▶ _Provided entries_:
○ ○ ○
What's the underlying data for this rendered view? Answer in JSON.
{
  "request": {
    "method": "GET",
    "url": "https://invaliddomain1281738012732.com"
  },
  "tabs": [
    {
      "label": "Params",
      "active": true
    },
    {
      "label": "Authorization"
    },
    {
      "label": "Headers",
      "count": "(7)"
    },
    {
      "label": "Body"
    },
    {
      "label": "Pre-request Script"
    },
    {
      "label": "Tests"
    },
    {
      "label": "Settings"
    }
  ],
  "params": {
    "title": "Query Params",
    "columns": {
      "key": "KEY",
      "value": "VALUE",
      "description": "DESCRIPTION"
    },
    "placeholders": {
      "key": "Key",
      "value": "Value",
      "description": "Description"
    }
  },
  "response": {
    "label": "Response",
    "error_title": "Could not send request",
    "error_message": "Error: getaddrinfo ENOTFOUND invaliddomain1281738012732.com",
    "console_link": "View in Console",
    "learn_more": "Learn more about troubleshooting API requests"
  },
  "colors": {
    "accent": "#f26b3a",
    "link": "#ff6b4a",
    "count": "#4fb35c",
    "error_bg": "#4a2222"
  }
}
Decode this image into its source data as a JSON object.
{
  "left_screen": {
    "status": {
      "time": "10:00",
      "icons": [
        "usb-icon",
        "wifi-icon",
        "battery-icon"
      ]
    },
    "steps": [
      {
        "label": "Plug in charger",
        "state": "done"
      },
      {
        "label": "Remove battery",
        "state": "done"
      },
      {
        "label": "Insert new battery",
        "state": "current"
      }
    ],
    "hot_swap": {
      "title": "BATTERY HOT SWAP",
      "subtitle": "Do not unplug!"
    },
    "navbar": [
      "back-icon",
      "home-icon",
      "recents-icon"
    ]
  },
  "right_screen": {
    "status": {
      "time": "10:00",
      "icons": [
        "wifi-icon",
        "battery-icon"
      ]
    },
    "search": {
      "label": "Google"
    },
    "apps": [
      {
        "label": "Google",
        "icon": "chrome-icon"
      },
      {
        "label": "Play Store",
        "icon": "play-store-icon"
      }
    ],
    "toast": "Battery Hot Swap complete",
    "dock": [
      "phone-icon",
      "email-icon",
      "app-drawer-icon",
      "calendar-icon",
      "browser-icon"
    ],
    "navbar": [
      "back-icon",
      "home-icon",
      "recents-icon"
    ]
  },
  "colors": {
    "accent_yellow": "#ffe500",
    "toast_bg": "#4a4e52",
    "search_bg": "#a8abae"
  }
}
○ ○ ○
List all lines above in which the string "this" appears.

▶ _Solution below_:
What's the underlying data for this rendered view? Answer in JSON.
Decode this image into its source data as a JSON object.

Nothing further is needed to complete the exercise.